• **Short task**: In the listing below, find every line with the string "from" and pull it out.

• **Listed records**:
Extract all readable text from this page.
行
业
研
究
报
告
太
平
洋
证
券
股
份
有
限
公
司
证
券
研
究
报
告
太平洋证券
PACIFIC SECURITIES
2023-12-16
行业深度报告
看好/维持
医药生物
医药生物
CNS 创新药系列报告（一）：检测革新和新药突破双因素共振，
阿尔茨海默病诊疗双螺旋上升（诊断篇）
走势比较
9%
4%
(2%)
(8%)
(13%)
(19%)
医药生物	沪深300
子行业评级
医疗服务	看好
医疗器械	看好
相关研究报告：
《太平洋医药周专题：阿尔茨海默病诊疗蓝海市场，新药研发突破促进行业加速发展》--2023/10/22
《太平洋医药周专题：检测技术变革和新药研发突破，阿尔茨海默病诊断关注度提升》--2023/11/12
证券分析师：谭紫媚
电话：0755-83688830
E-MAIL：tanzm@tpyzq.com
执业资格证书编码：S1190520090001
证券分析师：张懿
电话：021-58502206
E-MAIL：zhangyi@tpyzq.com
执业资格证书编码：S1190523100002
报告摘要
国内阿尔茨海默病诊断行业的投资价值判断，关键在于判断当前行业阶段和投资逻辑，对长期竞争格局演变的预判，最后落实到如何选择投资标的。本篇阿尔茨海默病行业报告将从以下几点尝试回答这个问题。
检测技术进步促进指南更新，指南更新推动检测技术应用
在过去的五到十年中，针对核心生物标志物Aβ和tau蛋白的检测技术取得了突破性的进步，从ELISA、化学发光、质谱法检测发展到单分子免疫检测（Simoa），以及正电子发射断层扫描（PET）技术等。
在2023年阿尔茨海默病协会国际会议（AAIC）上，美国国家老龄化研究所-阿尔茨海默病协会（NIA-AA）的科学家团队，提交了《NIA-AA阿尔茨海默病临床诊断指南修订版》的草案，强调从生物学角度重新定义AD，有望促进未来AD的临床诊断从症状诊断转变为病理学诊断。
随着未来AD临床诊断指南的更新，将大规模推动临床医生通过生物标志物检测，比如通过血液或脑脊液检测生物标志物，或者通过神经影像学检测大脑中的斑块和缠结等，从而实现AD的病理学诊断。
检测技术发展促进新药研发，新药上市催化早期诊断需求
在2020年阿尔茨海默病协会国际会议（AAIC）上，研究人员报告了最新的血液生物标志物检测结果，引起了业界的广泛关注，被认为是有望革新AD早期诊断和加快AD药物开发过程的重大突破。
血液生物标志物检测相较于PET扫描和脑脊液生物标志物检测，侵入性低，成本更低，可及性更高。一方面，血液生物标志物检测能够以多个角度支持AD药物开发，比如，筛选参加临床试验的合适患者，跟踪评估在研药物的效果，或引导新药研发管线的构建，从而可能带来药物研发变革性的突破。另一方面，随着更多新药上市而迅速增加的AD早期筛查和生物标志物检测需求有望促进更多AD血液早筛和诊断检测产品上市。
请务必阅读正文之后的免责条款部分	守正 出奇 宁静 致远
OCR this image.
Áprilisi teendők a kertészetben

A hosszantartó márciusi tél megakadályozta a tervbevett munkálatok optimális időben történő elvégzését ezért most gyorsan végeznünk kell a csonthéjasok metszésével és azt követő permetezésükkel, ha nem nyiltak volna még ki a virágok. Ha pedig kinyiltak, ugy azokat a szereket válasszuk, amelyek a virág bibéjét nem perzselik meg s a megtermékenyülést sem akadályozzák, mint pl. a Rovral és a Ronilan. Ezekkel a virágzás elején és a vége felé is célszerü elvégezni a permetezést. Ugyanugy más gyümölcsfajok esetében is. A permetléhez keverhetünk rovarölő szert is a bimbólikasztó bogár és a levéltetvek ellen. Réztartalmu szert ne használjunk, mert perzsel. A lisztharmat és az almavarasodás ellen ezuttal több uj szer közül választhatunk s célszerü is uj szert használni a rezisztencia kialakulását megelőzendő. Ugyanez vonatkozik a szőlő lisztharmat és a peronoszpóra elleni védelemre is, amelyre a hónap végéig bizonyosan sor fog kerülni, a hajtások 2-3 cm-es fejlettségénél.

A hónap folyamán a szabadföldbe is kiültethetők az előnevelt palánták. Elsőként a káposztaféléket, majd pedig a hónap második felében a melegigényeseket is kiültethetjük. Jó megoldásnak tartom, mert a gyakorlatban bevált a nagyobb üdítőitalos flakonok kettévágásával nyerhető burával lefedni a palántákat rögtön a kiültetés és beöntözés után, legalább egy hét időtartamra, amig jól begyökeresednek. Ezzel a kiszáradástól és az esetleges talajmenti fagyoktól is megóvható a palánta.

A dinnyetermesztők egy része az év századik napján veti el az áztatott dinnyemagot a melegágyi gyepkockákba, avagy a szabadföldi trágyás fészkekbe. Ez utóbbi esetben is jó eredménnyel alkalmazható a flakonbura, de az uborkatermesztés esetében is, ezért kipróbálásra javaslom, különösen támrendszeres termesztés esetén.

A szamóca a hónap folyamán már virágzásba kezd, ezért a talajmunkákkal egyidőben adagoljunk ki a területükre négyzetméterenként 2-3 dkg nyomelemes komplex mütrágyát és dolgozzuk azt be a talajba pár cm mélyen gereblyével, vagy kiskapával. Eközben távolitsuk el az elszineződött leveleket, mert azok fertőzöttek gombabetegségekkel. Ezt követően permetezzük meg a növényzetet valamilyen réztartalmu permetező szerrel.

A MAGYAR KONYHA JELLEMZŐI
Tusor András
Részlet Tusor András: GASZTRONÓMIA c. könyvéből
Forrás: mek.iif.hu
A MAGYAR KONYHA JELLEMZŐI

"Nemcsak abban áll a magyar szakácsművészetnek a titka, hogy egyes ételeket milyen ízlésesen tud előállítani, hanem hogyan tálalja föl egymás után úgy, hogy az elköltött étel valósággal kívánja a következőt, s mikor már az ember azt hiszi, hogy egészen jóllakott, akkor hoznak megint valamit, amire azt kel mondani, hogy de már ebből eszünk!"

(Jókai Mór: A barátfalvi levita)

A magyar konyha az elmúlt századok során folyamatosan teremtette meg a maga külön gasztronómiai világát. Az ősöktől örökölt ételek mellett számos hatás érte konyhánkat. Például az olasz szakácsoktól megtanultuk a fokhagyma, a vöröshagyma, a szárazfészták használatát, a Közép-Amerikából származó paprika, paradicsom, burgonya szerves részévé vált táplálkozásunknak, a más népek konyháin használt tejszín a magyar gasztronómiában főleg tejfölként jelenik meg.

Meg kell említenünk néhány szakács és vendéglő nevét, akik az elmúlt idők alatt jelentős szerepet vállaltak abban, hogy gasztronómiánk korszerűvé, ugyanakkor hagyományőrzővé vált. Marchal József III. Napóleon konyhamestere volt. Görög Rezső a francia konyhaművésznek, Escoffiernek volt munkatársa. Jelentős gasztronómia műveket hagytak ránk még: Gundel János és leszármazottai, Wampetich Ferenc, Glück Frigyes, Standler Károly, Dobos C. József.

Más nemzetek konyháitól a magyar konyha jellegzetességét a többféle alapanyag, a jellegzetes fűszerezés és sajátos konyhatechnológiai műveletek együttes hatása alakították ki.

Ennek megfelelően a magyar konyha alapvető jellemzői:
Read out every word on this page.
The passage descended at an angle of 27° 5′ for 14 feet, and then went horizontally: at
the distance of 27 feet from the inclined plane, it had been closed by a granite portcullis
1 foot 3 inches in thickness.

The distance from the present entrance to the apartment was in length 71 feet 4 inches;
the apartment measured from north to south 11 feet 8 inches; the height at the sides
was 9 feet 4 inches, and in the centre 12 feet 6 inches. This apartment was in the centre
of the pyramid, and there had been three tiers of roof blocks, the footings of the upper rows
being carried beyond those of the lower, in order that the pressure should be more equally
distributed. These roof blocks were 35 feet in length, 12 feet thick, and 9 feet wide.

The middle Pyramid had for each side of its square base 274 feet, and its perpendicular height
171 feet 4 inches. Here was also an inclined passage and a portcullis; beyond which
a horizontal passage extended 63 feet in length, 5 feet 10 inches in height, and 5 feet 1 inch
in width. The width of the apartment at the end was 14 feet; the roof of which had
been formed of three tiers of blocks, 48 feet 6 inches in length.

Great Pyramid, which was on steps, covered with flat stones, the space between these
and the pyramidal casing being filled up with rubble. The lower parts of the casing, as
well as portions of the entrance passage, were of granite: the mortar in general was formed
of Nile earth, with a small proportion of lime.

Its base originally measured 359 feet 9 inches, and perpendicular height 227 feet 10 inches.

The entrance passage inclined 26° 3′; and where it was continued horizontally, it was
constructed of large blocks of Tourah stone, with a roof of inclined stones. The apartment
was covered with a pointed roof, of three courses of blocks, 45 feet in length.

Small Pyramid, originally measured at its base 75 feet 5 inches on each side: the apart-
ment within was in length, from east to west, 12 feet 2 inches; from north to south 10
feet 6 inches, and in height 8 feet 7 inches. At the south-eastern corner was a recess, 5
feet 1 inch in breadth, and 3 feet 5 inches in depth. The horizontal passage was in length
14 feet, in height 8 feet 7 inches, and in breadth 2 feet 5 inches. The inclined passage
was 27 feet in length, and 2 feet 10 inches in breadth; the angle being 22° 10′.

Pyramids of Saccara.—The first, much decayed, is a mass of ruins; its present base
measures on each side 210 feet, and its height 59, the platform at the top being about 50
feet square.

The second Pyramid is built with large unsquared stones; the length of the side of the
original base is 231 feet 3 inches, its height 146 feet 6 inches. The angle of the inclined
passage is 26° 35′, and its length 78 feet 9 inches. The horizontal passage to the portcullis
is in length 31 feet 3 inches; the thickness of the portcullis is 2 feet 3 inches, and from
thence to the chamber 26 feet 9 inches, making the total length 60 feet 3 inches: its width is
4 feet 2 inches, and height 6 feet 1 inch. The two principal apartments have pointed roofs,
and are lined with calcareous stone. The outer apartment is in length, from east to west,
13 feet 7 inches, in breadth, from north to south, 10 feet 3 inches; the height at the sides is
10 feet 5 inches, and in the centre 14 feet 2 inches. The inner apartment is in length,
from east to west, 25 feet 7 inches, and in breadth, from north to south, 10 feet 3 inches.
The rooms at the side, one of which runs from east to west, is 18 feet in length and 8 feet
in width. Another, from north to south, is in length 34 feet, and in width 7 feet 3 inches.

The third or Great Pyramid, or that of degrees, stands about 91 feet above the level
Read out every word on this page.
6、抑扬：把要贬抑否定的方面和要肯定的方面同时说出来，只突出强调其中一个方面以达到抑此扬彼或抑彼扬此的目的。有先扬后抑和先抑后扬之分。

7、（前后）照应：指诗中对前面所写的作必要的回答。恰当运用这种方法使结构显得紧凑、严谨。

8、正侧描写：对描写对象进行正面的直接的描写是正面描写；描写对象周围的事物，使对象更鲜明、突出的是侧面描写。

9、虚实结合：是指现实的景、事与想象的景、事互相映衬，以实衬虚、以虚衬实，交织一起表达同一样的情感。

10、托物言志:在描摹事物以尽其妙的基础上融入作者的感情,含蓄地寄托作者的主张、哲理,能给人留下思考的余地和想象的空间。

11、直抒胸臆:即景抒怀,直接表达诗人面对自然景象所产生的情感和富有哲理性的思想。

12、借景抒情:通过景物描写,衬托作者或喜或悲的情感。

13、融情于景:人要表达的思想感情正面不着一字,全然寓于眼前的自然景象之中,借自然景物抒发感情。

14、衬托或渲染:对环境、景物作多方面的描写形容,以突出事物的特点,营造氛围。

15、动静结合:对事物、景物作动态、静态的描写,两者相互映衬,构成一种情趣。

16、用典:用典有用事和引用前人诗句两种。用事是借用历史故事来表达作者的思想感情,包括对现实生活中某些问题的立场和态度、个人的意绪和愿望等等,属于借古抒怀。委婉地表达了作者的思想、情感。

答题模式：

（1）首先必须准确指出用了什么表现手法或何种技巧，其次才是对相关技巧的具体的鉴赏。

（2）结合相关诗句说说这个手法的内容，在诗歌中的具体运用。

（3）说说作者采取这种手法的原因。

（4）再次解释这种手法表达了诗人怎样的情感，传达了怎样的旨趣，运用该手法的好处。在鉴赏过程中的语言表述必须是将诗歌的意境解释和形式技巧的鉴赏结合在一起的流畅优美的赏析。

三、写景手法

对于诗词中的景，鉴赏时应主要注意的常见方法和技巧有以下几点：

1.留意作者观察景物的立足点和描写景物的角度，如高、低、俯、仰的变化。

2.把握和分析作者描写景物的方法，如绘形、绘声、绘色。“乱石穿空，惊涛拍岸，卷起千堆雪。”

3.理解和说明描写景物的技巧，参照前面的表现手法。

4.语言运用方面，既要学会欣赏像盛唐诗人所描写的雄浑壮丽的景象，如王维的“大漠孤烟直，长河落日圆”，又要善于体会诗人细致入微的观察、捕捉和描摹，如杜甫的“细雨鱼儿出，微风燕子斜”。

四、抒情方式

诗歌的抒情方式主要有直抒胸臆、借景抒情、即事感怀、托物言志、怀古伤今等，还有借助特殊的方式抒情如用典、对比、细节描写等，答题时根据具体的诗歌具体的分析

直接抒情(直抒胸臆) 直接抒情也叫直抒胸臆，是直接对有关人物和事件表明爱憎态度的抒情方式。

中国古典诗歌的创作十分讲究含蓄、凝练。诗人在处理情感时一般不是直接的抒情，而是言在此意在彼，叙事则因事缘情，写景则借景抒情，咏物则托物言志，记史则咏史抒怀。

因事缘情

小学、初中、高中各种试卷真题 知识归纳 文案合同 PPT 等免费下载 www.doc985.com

• **Output for this exercise**:
Extract all readable text from this page.
the distance of 27 feet from the inclined plane, it had been closed by a granite portcullis
The distance from the present entrance to the apartment was in length 71 feet 4 inches;
the apartment measured from north to south 11 feet 8 inches; the height at the sides
ment within was in length, from east to west, 12 feet 2 inches; from north to south 10
is in length 31 feet 3 inches; the thickness of the portcullis is 2 feet 3 inches, and from
and are lined with calcareous stone. The outer apartment is in length, from east to west,
13 feet 7 inches, in breadth, from north to south, 10 feet 3 inches; the height at the sides is
from east to west, 25 feet 7 inches, and in breadth, from north to south, 10 feet 3 inches.
The rooms at the side, one of which runs from east to west, is 18 feet in length and 8 feet
in width. Another, from north to south, is in length 34 feet, and in width 7 feet 3 inches.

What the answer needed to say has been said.